Quote the records that follow in full and exactly; leave out the pictures.
====== INPUT DATA
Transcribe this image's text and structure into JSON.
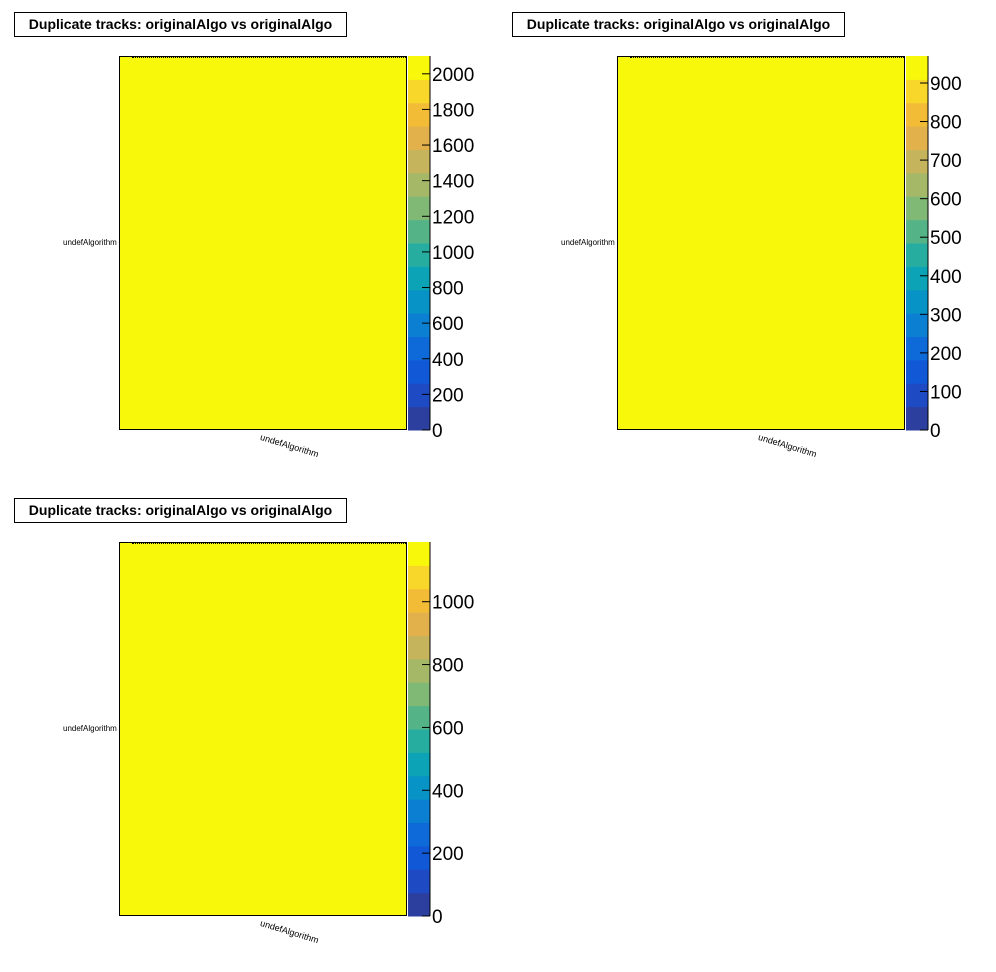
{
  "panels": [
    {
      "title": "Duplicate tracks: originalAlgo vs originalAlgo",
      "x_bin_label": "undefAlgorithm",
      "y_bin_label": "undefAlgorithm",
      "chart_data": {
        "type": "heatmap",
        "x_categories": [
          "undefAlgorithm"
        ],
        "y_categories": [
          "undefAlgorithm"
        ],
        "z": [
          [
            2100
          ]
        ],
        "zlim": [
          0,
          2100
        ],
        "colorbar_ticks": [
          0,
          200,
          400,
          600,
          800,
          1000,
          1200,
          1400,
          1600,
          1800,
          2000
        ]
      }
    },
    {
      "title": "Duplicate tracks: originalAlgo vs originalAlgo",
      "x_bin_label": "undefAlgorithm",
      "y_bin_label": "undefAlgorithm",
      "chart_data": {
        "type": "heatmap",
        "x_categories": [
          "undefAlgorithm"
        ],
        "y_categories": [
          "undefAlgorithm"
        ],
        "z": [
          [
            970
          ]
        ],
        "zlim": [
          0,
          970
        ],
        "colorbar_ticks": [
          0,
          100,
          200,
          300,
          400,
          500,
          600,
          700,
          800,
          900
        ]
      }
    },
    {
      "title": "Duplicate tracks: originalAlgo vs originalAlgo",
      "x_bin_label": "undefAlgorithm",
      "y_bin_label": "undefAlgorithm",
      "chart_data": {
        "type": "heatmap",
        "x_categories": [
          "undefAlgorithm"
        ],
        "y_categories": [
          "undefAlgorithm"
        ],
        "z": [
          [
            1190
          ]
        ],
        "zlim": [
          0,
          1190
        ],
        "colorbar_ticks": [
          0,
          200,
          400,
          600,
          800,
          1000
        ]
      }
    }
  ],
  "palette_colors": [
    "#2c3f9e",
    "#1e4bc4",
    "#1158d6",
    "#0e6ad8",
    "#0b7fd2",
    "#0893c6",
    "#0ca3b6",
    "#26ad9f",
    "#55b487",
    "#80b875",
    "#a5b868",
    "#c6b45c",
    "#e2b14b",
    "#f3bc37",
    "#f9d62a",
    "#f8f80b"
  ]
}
============
* ANSWER FOR THIS EXERCISE
Transcribe this image's text and structure into JSON.
{
  "panels": [
    {
      "title": "Duplicate tracks: originalAlgo vs originalAlgo",
      "x_bin_label": "undefAlgorithm",
      "y_bin_label": "undefAlgorithm",
      "chart_data": {
        "type": "heatmap",
        "x_categories": [
          "undefAlgorithm"
        ],
        "y_categories": [
          "undefAlgorithm"
        ],
        "z": [
          [
            2100
          ]
        ],
        "zlim": [
          0,
          2100
        ],
        "colorbar_ticks": [
          0,
          200,
          400,
          600,
          800,
          1000,
          1200,
          1400,
          1600,
          1800,
          2000
        ]
      }
    },
    {
      "title": "Duplicate tracks: originalAlgo vs originalAlgo",
      "x_bin_label": "undefAlgorithm",
      "y_bin_label": "undefAlgorithm",
      "chart_data": {
        "type": "heatmap",
        "x_categories": [
          "undefAlgorithm"
        ],
        "y_categories": [
          "undefAlgorithm"
        ],
        "z": [
          [
            970
          ]
        ],
        "zlim": [
          0,
          970
        ],
        "colorbar_ticks": [
          0,
          100,
          200,
          300,
          400,
          500,
          600,
          700,
          800,
          900
        ]
      }
    },
    {
      "title": "Duplicate tracks: originalAlgo vs originalAlgo",
      "x_bin_label": "undefAlgorithm",
      "y_bin_label": "undefAlgorithm",
      "chart_data": {
        "type": "heatmap",
        "x_categories": [
          "undefAlgorithm"
        ],
        "y_categories": [
          "undefAlgorithm"
        ],
        "z": [
          [
            1190
          ]
        ],
        "zlim": [
          0,
          1190
        ],
        "colorbar_ticks": [
          0,
          200,
          400,
          600,
          800,
          1000
        ]
      }
    }
  ],
  "palette_colors": [
    "#2c3f9e",
    "#1e4bc4",
    "#1158d6",
    "#0e6ad8",
    "#0b7fd2",
    "#0893c6",
    "#0ca3b6",
    "#26ad9f",
    "#55b487",
    "#80b875",
    "#a5b868",
    "#c6b45c",
    "#e2b14b",
    "#f3bc37",
    "#f9d62a",
    "#f8f80b"
  ]
}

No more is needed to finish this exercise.